*Request*.
Write out every record below exactly as it appears.

*Data entries*.
= = = =

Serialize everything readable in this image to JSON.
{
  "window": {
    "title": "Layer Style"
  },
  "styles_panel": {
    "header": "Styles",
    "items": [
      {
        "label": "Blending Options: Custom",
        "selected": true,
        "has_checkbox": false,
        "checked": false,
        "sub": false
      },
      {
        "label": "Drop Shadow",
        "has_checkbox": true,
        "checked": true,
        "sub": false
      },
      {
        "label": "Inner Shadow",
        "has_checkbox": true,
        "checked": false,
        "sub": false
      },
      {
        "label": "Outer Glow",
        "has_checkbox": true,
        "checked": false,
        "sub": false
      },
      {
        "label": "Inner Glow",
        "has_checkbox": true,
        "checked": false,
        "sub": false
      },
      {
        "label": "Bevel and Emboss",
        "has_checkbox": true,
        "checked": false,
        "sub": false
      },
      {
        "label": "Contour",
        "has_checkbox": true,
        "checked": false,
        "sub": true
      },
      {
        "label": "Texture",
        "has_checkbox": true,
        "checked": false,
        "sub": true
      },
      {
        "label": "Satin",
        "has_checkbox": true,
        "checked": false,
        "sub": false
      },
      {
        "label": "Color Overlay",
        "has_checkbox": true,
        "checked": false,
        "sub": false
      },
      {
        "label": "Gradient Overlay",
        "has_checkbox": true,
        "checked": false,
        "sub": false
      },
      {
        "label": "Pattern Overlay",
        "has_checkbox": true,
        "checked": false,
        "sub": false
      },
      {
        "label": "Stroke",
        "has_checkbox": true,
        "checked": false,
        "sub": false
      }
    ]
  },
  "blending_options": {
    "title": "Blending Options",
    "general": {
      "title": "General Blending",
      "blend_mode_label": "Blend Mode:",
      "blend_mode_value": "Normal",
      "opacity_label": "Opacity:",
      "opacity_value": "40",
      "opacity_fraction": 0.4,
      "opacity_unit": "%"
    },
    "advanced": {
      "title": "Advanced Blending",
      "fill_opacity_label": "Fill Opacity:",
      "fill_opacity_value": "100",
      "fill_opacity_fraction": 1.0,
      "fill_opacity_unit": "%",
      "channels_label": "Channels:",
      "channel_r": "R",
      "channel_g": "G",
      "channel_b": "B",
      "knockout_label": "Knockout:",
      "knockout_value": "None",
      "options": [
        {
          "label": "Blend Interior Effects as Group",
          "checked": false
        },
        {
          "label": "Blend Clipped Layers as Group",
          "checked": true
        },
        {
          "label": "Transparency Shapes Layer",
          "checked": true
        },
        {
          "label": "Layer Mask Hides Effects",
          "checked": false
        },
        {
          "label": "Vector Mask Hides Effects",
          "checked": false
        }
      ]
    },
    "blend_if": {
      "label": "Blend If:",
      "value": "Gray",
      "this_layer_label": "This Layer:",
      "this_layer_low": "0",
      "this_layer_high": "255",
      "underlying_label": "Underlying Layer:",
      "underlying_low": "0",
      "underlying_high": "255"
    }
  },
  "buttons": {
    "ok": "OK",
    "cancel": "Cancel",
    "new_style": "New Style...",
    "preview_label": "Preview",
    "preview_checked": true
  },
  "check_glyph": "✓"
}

= = = =

*Problem solution*.
Serialize everything readable in this image to JSON.
{
  "window": {
    "title": "Layer Style"
  },
  "styles_panel": {
    "header": "Styles",
    "items": [
      {
        "label": "Blending Options: Custom",
        "selected": true,
        "has_checkbox": false,
        "checked": false,
        "sub": false
      },
      {
        "label": "Drop Shadow",
        "has_checkbox": true,
        "checked": true,
        "sub": false
      },
      {
        "label": "Inner Shadow",
        "has_checkbox": true,
        "checked": false,
        "sub": false
      },
      {
        "label": "Outer Glow",
        "has_checkbox": true,
        "checked": false,
        "sub": false
      },
      {
        "label": "Inner Glow",
        "has_checkbox": true,
        "checked": false,
        "sub": false
      },
      {
        "label": "Bevel and Emboss",
        "has_checkbox": true,
        "checked": false,
        "sub": false
      },
      {
        "label": "Contour",
        "has_checkbox": true,
        "checked": false,
        "sub": true
      },
      {
        "label": "Texture",
        "has_checkbox": true,
        "checked": false,
        "sub": true
      },
      {
        "label": "Satin",
        "has_checkbox": true,
        "checked": false,
        "sub": false
      },
      {
        "label": "Color Overlay",
        "has_checkbox": true,
        "checked": false,
        "sub": false
      },
      {
        "label": "Gradient Overlay",
        "has_checkbox": true,
        "checked": false,
        "sub": false
      },
      {
        "label": "Pattern Overlay",
        "has_checkbox": true,
        "checked": false,
        "sub": false
      },
      {
        "label": "Stroke",
        "has_checkbox": true,
        "checked": false,
        "sub": false
      }
    ]
  },
  "blending_options": {
    "title": "Blending Options",
    "general": {
      "title": "General Blending",
      "blend_mode_label": "Blend Mode:",
      "blend_mode_value": "Normal",
      "opacity_label": "Opacity:",
      "opacity_value": "40",
      "opacity_fraction": 0.4,
      "opacity_unit": "%"
    },
    "advanced": {
      "title": "Advanced Blending",
      "fill_opacity_label": "Fill Opacity:",
      "fill_opacity_value": "100",
      "fill_opacity_fraction": 1.0,
      "fill_opacity_unit": "%",
      "channels_label": "Channels:",
      "channel_r": "R",
      "channel_g": "G",
      "channel_b": "B",
      "knockout_label": "Knockout:",
      "knockout_value": "None",
      "options": [
        {
          "label": "Blend Interior Effects as Group",
          "checked": false
        },
        {
          "label": "Blend Clipped Layers as Group",
          "checked": true
        },
        {
          "label": "Transparency Shapes Layer",
          "checked": true
        },
        {
          "label": "Layer Mask Hides Effects",
          "checked": false
        },
        {
          "label": "Vector Mask Hides Effects",
          "checked": false
        }
      ]
    },
    "blend_if": {
      "label": "Blend If:",
      "value": "Gray",
      "this_layer_label": "This Layer:",
      "this_layer_low": "0",
      "this_layer_high": "255",
      "underlying_label": "Underlying Layer:",
      "underlying_low": "0",
      "underlying_high": "255"
    }
  },
  "buttons": {
    "ok": "OK",
    "cancel": "Cancel",
    "new_style": "New Style...",
    "preview_label": "Preview",
    "preview_checked": true
  },
  "check_glyph": "✓"
}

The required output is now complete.